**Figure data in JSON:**

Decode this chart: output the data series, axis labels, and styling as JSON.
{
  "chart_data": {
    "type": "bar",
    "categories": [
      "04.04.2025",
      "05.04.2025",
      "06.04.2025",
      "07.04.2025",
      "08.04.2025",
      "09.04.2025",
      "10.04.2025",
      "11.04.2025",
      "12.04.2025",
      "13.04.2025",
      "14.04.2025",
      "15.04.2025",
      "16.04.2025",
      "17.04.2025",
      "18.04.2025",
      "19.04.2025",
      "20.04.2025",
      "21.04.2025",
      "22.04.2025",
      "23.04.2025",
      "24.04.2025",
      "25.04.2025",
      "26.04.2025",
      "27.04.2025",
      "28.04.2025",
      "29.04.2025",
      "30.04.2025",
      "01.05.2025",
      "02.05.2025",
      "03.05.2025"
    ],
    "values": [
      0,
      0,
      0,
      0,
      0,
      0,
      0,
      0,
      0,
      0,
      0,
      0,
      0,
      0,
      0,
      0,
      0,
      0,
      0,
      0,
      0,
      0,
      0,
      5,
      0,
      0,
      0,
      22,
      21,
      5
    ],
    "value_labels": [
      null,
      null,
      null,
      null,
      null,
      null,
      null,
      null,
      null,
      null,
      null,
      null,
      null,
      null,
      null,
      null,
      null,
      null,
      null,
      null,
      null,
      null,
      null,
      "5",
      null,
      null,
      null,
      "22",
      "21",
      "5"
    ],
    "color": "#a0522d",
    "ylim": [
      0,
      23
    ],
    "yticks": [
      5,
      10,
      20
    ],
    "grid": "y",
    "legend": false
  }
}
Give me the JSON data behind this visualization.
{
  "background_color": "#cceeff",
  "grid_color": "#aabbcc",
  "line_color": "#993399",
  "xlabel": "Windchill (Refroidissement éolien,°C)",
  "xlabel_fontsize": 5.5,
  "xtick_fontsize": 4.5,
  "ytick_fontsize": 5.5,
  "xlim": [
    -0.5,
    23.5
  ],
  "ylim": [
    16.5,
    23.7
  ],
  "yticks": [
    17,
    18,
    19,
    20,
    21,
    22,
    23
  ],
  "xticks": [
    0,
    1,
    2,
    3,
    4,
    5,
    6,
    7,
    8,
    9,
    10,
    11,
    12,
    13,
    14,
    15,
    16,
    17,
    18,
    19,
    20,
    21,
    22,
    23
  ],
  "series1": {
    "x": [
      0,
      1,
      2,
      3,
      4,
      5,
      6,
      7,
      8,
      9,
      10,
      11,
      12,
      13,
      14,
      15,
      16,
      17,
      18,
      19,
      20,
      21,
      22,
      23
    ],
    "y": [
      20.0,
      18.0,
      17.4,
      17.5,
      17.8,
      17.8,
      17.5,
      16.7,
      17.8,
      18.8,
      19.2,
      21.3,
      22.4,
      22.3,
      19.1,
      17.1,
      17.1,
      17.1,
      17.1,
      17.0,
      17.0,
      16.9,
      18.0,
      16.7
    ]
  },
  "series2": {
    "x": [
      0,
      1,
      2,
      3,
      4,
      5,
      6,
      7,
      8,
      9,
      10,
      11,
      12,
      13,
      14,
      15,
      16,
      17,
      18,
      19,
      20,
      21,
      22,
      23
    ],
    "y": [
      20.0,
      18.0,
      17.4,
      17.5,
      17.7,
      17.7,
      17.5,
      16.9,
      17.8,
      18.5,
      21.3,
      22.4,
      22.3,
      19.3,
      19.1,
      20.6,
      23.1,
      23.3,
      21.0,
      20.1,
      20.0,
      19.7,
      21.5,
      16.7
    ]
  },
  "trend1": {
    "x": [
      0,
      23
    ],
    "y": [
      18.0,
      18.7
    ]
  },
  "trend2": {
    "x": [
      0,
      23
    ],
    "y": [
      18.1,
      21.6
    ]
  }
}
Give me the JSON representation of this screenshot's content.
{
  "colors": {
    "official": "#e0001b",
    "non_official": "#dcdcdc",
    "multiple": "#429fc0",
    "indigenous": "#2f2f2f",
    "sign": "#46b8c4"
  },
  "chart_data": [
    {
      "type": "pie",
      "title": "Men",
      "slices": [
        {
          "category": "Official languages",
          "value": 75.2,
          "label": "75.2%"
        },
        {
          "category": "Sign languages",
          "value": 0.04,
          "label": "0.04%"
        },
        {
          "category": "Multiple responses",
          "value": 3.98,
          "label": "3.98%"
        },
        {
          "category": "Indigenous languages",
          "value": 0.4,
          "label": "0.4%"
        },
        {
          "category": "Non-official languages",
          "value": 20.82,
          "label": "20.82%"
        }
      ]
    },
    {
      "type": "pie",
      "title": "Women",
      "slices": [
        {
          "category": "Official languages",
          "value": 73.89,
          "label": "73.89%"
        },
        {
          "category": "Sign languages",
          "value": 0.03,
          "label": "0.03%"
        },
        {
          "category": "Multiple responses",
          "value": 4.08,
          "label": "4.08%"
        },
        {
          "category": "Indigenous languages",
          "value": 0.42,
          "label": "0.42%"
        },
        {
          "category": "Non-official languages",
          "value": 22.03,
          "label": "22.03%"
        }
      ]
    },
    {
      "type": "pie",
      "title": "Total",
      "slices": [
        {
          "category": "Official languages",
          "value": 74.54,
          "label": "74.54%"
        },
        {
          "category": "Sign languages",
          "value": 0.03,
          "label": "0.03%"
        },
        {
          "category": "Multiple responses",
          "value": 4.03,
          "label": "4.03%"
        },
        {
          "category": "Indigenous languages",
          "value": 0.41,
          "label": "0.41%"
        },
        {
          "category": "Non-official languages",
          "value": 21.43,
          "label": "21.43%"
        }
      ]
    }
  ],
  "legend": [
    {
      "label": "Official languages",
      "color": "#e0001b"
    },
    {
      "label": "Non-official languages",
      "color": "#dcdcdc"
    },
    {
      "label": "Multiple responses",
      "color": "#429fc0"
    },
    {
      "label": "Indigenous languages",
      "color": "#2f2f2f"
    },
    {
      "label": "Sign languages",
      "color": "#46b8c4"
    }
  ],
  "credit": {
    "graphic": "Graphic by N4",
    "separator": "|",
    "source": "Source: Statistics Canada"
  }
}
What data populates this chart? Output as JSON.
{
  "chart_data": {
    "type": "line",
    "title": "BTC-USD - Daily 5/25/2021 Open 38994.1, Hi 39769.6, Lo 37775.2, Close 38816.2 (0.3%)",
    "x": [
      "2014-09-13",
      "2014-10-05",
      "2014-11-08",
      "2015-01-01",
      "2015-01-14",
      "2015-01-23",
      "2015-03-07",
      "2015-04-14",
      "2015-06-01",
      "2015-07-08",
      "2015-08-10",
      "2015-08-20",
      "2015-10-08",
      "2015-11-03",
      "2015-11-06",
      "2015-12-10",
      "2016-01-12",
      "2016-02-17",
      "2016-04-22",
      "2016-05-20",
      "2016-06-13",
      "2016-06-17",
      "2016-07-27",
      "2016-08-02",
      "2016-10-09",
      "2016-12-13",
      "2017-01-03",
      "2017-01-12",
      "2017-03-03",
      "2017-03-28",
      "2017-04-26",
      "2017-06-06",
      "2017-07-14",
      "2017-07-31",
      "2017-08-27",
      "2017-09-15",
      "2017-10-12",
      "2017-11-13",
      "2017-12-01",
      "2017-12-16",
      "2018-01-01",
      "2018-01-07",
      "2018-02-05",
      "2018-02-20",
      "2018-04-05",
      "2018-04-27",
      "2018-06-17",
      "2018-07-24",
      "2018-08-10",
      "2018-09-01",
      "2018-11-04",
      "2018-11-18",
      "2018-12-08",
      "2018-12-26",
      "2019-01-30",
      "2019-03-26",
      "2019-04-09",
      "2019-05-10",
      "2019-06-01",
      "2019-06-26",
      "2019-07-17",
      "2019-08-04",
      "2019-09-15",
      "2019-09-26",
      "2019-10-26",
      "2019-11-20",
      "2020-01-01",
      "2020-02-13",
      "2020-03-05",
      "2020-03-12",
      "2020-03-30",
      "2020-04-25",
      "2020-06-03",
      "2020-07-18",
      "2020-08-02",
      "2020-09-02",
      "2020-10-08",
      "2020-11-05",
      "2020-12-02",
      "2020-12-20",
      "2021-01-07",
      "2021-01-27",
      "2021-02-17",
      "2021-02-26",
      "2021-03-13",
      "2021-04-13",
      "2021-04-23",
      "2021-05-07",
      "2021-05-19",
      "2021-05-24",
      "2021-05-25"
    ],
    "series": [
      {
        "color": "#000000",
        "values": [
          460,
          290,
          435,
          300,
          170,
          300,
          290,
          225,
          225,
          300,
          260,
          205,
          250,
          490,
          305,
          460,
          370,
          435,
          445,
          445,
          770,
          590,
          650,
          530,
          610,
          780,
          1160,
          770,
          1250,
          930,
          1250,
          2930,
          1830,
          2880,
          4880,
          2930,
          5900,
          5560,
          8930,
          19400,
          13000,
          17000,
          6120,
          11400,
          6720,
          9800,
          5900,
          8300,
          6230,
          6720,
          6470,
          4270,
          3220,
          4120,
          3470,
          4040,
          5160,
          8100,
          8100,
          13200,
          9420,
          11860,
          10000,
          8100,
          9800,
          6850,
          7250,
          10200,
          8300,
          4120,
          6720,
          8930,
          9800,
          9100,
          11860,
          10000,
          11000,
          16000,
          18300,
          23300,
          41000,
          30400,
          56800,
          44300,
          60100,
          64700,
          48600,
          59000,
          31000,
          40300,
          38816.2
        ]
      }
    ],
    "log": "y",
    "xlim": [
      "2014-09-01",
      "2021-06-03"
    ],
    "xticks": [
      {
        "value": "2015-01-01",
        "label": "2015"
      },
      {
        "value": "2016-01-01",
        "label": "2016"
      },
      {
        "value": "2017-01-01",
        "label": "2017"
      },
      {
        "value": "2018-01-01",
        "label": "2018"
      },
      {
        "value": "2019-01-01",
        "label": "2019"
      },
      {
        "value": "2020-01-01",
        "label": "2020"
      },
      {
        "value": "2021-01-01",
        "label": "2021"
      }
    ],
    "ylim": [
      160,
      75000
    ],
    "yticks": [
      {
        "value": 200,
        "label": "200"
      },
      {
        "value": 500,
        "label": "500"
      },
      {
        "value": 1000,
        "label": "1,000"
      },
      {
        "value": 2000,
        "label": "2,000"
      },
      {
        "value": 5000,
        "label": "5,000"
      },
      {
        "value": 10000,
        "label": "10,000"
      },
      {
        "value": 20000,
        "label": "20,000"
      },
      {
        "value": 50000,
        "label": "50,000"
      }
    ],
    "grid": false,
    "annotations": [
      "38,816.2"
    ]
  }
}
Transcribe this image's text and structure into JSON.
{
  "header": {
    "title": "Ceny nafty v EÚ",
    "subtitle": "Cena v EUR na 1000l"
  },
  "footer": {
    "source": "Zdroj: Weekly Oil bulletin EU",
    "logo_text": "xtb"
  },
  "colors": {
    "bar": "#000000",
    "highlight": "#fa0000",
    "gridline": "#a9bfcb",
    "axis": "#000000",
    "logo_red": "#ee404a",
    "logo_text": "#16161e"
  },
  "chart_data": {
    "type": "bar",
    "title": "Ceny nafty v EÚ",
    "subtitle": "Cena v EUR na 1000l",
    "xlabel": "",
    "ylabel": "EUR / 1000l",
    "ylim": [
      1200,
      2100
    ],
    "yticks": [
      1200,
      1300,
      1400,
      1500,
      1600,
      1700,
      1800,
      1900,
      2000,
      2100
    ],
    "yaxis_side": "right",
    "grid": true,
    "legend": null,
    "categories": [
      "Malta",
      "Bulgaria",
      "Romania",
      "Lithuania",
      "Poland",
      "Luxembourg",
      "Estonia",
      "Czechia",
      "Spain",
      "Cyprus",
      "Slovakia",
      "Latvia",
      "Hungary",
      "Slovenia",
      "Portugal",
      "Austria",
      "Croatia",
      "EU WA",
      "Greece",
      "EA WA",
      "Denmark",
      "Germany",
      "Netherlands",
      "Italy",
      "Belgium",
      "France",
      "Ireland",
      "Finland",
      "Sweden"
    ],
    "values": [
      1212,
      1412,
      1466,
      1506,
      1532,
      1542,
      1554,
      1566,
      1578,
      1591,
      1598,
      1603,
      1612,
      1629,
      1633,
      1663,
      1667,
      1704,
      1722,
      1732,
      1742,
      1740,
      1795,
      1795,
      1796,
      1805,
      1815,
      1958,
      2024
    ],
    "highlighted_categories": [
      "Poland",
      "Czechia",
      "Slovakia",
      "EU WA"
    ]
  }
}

**TASK PROMPT:** Every line in the data above that contains "Cena" needs to be copied.

**THE OUTPUT:**
    "subtitle": "Cena v EUR na 1000l"
    "subtitle": "Cena v EUR na 1000l",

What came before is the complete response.